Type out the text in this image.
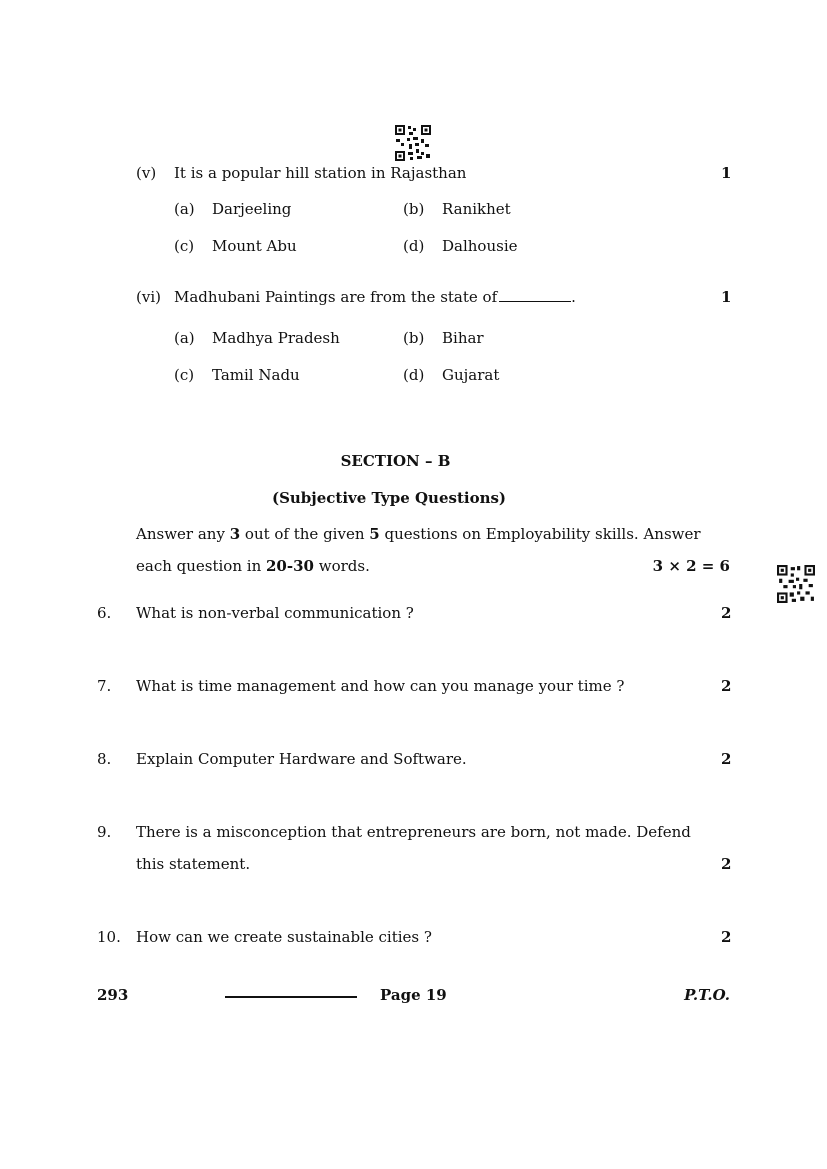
(v) It is a popular hill station in Rajasthan	1
(a) Darjeeling	(b) Ranikhet
(c) Mount Abu	(d) Dalhousie
(vi) Madhubani Paintings are from the state of	.	1
(a) Madhya Pradesh	(b) Bihar
(c) Tamil Nadu	(d) Gujarat
SECTION – B
(Subjective Type Questions)
Answer any 3 out of the given 5 questions on Employability skills. Answer
each question in 20-30 words.	3 × 2 = 6
6. What is non-verbal communication ?	2
7. What is time management and how can you manage your time ?	2
8. Explain Computer Hardware and Software.	2
9. There is a misconception that entrepreneurs are born, not made. Defend
this statement.	2
10. How can we create sustainable cities ?	2
293	Page 19	P.T.O.
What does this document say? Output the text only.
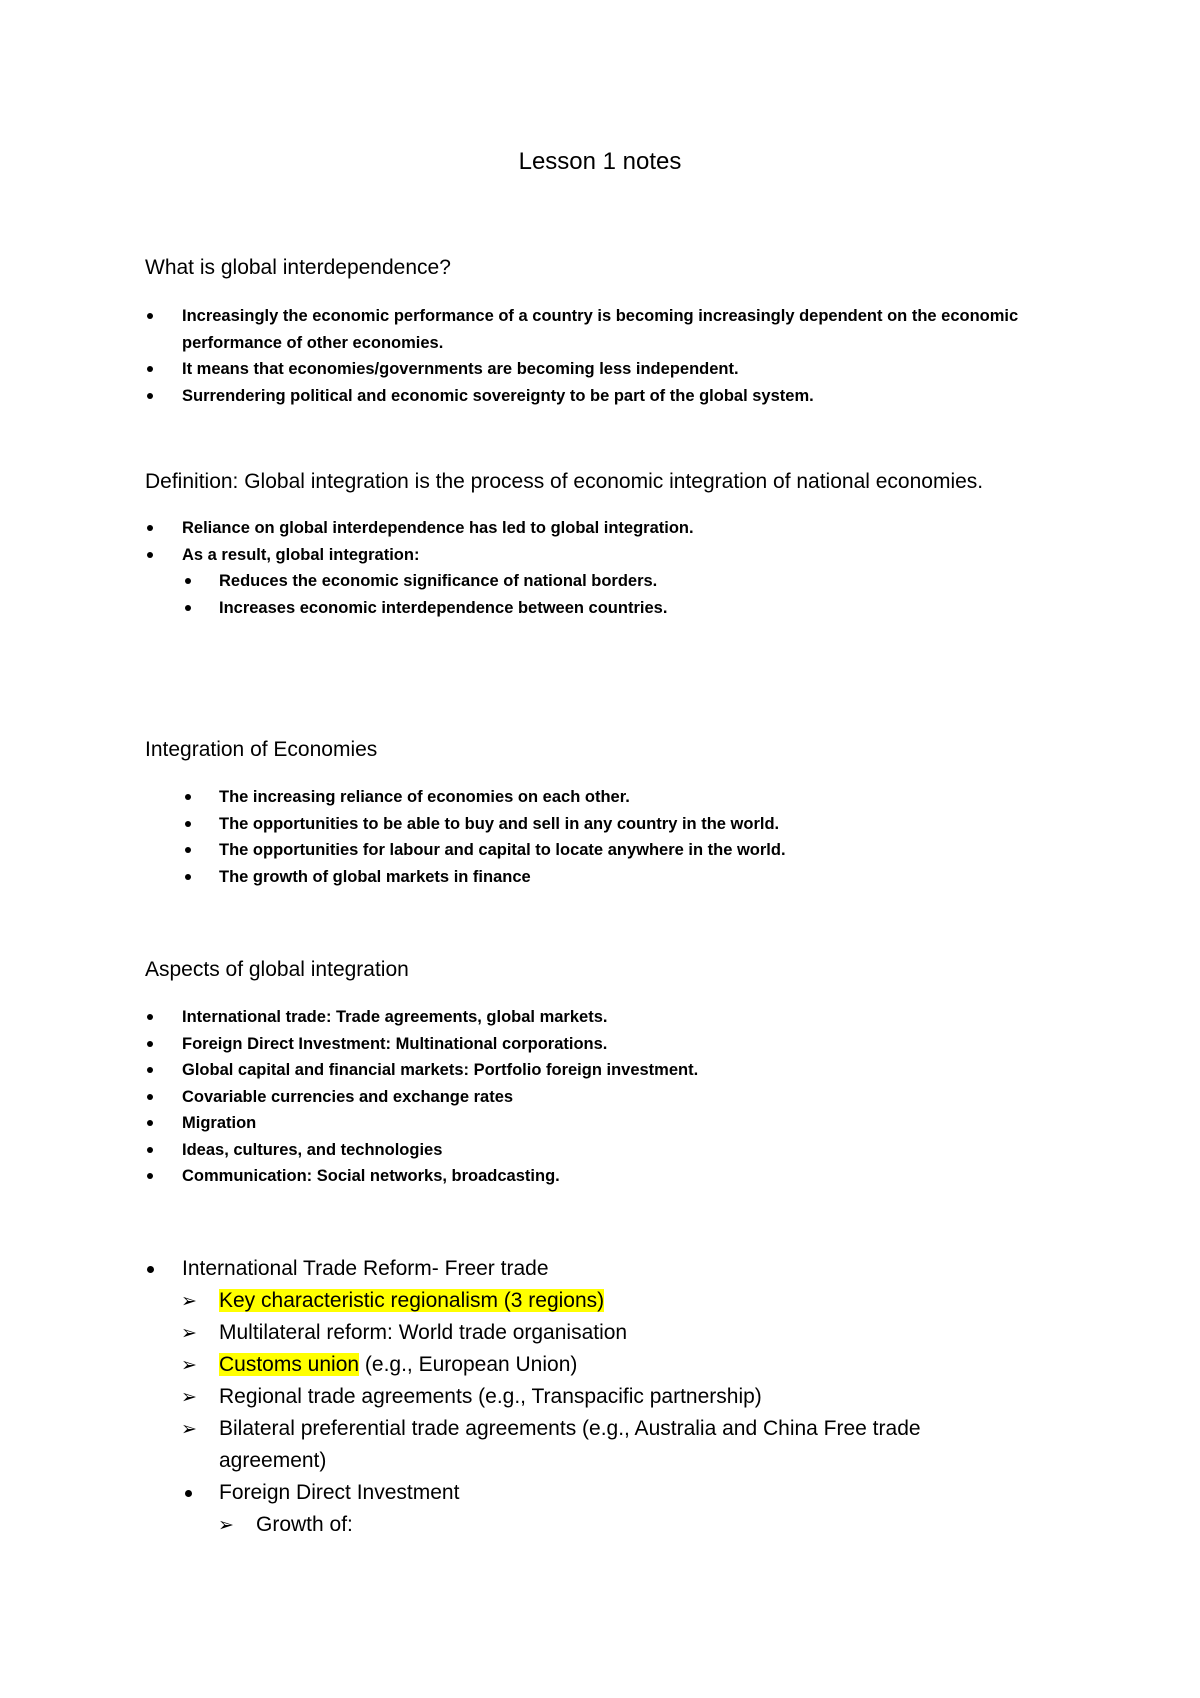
Lesson 1 notes
What is global interdependence?
Increasingly the economic performance of a country is becoming increasingly dependent on the economic performance of other economies.
It means that economies/governments are becoming less independent.
Surrendering political and economic sovereignty to be part of the global system.
Definition: Global integration is the process of economic integration of national economies.
Reliance on global interdependence has led to global integration.
As a result, global integration:
Reduces the economic significance of national borders.
Increases economic interdependence between countries.
Integration of Economies
The increasing reliance of economies on each other.
The opportunities to be able to buy and sell in any country in the world.
The opportunities for labour and capital to locate anywhere in the world.
The growth of global markets in finance
Aspects of global integration
International trade: Trade agreements, global markets.
Foreign Direct Investment: Multinational corporations.
Global capital and financial markets: Portfolio foreign investment.
Covariable currencies and exchange rates
Migration
Ideas, cultures, and technologies
Communication: Social networks, broadcasting.
International Trade Reform- Freer trade
➢ Key characteristic regionalism (3 regions)
➢ Multilateral reform: World trade organisation
➢ Customs union (e.g., European Union)
➢ Regional trade agreements (e.g., Transpacific partnership)
➢ Bilateral preferential trade agreements (e.g., Australia and China Free trade agreement)
Foreign Direct Investment
➢ Growth of:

## DIRECTIONS
Return each line with "What".

## TASK RESULT
6. What is non-verbal communication ?	2
7. What is time management and how can you manage your time ?	2
What does this document say? Output the text only.
What is global interdependence?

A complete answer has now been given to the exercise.